#### Excerto da página ####

No caso dos autos, na audiência de julgamento realizada no dia 5 de Novembro de 2024, foi colocado à apreciação do Tribunal a quo um requerimento do arguido onde suscita a nulidade do inquérito em relação aos factos que fundamentam a imputação ao mesmo da prática de um crime de coação agravada p. p. pelas disposições conjugadas dos arts.º 154º e 155º, nº 1, al. a) do C. Penal. A Mmª Juiz que presidiu à audiência remeteu o conhecimento da nulidade invocada para a sentença final, não mais tendo proferido nos autos qualquer despacho sobre esta questão. Na sentença final tal nulidade não foi conhecida, o que configura efectivamente uma omissão de pronúncia que gera a nulidade da decisão. É que não se pode entender que ao proferir a expressão genérica “Não há nulidades, questões prévias ou incidentais que cumpra conhecer.”, o Tribunal a quo conheceu implicitamente da nulidade invocada. Aquele Tribunal foi chamado à apreciação de uma questão prévia ao conhecimento do mérito da causa e com impacto no mesmo, tanto mais que os factos objecto do requerimento em apreço implicaram a absolvição do arguido do crime de coacção agravada de que vinha acusado, sendo, por isso, relevantes. Ao não conhecer na sentença final de uma questão cujo conhecimento remeteu para esta altura, o Tribunal a quo incorreu efectivamente na prática de uma omissão de pronúncia que gera a nulidade da sentença recorrida, o que cumpre declarar.

Alega também o recorrente que a decisão recorrida é nula porque na mesma não é feita uma exposição completa dos motivos de facto e de direito que a fundamentam, nem o exame crítico das provas que serviram de base para formar a convicção do tribunal.

Analisada a fundamentação de facto da decisão recorrida, verifica-se que da mesma consta o elenco dos elementos de prova, testemunhais e documentais, que alicerçaram a convicção do julgador. Porém, não é feito na decisão o exame crítico de todas as provas e a explicação, através dos elementos probatórios, do entendimento a que o Tribunal a quo chegou quanto aos factos provados e não provados. Na verdade, o art.º 374º, nº 2 do Cód. Proc. Penal não exige que se autonomize e se escalpelize a razão de decidir sobre cada facto, nem exige que em relação a cada meio de prova se descreva a dinâmica da sua produção em audiência, sob pena de se transformar o acto de decidir numa tarefa impossível. No entanto, a decisão recorrida não explica porque é que considerou credíveis e verosímeis os depoimentos de umas testemunhas em detrimento de outras, limitando-se a dizer que depuseram de forma credível ou verosímil e referindo quem disse o quê, mas sem explicar em que medida é que o Tribunal conferiu, ou não, credibilidade aos depoimentos e porquê. Também não é feita qualquer articulação entre a prova documental e a prova testemunhal produzida, tendo o Tribunal a quo quase se limitado a elencar os meios de prova produzidos, num texto corrido, sem qualquer apreciação crítica ou reflexiva e muito menos articulada com as regras da lógica e da experiência comum. Constata-se, assim, que a decisão recorrida não explicou de uma forma lógica, racional e completa o processo de apuramento dos factos, não permitindo compreender como os factos ocorreram, nem sindicar a formação da convicção do julgador, sendo, também por isso, nula.

#### Registos guardados ####

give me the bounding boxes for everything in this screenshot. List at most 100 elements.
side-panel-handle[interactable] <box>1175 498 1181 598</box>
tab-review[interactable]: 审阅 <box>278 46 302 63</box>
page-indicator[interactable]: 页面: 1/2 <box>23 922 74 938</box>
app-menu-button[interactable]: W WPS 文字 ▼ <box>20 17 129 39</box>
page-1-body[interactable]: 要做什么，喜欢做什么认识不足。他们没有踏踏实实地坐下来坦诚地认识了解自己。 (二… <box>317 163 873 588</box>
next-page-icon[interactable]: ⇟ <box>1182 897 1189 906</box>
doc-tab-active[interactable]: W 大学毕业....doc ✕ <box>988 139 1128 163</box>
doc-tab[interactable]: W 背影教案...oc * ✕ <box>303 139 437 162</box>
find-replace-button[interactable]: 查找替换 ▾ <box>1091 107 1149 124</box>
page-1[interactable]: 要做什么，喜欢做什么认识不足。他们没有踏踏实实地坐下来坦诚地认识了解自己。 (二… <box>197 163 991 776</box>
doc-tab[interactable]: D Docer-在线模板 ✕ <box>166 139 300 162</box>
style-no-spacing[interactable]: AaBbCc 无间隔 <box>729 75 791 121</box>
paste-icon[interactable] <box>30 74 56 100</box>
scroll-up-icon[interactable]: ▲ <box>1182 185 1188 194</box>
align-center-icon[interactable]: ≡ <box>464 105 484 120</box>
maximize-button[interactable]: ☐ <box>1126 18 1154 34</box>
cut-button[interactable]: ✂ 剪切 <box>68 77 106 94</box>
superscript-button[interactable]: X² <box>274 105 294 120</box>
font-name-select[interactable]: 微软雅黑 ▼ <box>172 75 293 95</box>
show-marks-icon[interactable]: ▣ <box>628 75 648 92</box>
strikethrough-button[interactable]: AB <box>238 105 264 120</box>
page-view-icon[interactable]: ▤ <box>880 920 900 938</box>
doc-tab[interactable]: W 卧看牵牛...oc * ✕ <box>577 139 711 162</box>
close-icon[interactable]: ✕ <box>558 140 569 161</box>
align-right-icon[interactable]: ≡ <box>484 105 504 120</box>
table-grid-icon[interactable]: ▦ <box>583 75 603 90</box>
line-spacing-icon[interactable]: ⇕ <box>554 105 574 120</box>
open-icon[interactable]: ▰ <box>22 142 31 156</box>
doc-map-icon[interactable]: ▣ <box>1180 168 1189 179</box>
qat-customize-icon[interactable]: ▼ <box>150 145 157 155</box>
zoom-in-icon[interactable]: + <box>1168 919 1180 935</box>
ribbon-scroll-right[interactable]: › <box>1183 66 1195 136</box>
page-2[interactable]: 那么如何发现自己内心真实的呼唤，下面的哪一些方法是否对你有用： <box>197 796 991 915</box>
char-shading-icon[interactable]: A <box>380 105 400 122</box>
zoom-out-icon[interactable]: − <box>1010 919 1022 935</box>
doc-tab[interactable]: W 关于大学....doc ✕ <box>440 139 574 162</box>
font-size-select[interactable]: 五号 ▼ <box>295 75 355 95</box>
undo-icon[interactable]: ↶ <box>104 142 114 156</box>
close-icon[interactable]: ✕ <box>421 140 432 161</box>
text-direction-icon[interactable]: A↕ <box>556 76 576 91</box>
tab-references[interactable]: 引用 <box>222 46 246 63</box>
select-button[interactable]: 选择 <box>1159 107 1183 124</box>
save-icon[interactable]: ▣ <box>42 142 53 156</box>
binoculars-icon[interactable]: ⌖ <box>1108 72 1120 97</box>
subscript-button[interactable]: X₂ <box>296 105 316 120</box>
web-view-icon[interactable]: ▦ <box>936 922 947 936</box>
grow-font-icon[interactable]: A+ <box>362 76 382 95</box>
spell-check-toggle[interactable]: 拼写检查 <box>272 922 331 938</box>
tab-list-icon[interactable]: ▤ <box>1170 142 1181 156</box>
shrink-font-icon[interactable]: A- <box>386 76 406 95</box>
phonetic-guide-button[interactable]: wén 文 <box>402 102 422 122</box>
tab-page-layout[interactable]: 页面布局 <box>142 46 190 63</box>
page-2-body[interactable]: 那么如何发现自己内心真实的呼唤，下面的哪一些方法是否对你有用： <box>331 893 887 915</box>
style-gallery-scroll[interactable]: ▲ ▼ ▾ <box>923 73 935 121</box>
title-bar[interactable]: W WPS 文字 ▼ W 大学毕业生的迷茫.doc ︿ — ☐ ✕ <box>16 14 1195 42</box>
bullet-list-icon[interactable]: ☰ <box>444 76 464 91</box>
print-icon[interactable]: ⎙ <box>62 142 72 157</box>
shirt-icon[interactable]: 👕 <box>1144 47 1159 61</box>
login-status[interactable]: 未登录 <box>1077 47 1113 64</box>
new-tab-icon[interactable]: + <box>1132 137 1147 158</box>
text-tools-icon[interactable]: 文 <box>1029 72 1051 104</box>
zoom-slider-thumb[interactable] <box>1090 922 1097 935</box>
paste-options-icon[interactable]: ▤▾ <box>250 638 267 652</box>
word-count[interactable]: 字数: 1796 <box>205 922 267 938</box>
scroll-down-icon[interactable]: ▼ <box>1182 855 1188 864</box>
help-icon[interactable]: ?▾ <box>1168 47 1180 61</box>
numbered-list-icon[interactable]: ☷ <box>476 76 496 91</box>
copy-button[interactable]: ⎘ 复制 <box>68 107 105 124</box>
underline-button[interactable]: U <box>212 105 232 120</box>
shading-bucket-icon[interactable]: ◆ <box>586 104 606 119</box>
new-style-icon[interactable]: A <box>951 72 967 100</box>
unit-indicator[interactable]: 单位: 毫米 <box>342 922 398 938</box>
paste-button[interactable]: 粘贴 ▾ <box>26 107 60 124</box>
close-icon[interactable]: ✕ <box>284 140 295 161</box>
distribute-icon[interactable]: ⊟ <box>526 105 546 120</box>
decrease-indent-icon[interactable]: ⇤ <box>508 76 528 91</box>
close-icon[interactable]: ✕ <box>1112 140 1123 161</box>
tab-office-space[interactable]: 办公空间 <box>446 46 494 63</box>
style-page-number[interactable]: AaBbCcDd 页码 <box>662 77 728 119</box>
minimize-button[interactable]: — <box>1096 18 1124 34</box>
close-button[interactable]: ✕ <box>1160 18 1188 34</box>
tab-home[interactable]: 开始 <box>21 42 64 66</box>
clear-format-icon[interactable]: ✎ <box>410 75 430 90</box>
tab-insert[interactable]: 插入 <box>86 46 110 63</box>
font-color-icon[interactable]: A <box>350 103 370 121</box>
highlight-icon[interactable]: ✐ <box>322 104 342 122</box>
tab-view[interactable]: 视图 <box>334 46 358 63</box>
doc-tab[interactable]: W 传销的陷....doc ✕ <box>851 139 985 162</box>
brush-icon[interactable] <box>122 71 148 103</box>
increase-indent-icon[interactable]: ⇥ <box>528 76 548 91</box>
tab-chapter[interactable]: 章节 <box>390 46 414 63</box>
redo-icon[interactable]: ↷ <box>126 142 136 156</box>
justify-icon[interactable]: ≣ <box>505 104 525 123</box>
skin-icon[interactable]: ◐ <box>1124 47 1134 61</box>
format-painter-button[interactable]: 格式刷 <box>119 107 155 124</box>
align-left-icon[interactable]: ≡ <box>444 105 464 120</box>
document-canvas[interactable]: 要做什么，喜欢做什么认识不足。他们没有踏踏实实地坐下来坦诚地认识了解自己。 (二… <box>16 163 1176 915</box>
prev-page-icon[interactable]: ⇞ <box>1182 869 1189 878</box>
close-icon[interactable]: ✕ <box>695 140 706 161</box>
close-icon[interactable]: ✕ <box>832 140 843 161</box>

####

Instruções do exercício —
Responda, com base no excerto sobre a nulidade da sentença:
(a) Em que dia se realizou a audiência de julgamento?
(b) Para que momento a juíza que presidiu à audiência remeteu o conhecimento da nulidade invocada?
(c) Que artigo do Código de Processo Penal é citado a propósito da fundamentação da decisão?

Resposta completa —
(a) No dia 5 de Novembro de 2024.
(b) Para a sentença final.
(c) O art.º 374º, nº 2 do Código de Processo Penal.